Stored records:
_ _ _
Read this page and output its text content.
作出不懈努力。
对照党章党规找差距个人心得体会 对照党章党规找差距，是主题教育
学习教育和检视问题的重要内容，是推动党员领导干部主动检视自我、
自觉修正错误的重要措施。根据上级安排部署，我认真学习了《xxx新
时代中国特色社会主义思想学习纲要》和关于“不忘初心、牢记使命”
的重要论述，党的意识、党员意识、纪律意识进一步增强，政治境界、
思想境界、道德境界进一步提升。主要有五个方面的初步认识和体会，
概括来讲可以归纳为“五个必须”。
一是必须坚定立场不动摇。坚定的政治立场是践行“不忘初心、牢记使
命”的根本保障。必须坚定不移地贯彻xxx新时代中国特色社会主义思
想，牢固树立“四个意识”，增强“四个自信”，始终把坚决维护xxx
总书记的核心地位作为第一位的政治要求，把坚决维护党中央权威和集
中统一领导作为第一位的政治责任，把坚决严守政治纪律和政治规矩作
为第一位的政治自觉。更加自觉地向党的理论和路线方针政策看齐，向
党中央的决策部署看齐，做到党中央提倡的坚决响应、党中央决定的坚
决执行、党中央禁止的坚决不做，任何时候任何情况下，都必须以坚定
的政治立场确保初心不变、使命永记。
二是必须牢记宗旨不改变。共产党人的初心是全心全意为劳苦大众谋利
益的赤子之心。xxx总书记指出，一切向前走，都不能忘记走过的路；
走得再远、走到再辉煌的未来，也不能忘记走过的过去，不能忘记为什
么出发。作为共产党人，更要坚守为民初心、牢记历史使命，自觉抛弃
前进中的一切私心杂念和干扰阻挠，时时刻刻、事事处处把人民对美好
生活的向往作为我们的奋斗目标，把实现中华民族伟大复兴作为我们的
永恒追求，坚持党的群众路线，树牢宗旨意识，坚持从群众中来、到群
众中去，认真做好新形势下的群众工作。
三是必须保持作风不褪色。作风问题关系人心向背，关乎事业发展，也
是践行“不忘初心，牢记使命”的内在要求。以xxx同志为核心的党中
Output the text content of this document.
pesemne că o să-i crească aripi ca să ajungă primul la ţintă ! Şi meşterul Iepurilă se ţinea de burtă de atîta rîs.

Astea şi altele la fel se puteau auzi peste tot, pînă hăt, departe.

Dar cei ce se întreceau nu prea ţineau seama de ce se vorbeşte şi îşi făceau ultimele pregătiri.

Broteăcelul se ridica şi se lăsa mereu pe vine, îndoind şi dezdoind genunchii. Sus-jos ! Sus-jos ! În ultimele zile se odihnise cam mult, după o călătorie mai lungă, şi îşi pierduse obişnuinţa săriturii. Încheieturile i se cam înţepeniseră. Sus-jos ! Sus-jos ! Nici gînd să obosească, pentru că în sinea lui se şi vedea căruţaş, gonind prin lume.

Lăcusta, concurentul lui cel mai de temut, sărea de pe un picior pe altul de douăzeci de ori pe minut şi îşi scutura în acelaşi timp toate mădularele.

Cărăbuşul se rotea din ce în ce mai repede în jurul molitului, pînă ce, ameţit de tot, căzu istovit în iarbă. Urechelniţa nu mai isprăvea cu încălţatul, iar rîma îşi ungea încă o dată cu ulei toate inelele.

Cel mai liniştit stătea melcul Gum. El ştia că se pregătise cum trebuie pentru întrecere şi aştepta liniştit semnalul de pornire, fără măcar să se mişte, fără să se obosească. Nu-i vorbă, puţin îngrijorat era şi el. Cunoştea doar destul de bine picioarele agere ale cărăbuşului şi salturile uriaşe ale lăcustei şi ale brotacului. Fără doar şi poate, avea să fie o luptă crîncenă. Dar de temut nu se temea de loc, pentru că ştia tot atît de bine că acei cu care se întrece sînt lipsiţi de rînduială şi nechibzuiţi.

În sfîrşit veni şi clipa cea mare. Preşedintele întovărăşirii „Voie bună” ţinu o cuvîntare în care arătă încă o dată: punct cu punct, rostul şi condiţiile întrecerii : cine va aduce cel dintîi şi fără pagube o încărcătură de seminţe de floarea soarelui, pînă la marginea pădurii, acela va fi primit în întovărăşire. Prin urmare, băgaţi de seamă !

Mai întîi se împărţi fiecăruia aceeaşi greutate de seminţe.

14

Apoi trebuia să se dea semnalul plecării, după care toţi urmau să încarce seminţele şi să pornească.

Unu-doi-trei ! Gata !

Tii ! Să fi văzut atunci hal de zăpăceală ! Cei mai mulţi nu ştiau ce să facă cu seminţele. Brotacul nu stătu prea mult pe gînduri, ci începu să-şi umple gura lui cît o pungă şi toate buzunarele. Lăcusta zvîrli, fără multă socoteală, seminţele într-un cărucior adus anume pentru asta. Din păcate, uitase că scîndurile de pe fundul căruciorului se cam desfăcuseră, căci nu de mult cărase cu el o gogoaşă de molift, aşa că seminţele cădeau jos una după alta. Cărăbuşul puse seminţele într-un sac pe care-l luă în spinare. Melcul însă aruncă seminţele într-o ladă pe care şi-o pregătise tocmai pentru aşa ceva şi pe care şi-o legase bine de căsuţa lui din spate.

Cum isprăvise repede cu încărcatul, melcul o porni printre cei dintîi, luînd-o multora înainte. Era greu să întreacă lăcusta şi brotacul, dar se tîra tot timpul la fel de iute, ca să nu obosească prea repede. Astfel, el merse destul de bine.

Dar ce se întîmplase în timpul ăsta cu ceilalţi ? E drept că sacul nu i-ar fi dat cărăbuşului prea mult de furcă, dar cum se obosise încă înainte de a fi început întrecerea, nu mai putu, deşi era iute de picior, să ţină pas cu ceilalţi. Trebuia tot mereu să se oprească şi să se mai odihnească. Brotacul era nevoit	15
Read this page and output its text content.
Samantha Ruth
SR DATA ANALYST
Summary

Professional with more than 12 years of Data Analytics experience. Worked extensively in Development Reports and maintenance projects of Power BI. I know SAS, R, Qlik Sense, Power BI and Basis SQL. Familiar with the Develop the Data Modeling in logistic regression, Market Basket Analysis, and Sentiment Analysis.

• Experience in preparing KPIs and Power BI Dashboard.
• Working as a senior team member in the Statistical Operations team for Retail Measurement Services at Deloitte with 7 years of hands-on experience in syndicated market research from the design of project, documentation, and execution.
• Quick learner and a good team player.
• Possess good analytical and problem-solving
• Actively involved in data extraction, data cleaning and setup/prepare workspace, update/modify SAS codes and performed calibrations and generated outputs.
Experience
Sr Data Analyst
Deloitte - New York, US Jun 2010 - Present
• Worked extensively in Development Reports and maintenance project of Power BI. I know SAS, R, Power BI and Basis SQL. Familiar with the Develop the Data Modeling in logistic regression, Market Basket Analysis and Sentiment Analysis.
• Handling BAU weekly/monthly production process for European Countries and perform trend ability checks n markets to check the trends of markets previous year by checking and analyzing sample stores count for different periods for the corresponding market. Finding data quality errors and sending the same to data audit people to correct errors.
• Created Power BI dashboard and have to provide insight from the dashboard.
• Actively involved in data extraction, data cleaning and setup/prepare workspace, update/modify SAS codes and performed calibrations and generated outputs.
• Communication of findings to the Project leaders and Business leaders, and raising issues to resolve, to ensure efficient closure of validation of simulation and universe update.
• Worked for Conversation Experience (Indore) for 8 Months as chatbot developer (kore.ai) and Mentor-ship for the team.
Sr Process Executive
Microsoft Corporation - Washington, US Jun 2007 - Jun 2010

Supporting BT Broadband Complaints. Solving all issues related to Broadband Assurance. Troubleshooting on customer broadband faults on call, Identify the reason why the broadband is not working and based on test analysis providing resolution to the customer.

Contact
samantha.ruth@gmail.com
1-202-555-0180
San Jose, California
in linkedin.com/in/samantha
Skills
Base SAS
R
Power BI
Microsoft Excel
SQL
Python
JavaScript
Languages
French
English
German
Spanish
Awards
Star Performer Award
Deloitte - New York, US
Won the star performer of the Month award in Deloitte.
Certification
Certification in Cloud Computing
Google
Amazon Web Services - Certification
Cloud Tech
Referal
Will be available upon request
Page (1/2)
_ _ _
### WRITTEN PROBLEM
Extract all lines of the records above that include "repede".

### SOLUTION TO THIS TASK
Cărăbuşul se rotea din ce în ce mai repede în jurul molitului, pînă ce, ameţit de tot, căzu istovit în iarbă. Urechelniţa nu mai isprăvea cu încălţatul, iar rîma îşi ungea încă o dată cu ulei toate inelele.
Cum isprăvise repede cu încărcatul, melcul o porni printre cei dintîi, luînd-o multora înainte. Era greu să întreacă lăcusta şi brotacul, dar se tîra tot timpul la fel de iute, ca să nu obosească prea repede. Astfel, el merse destul de bine.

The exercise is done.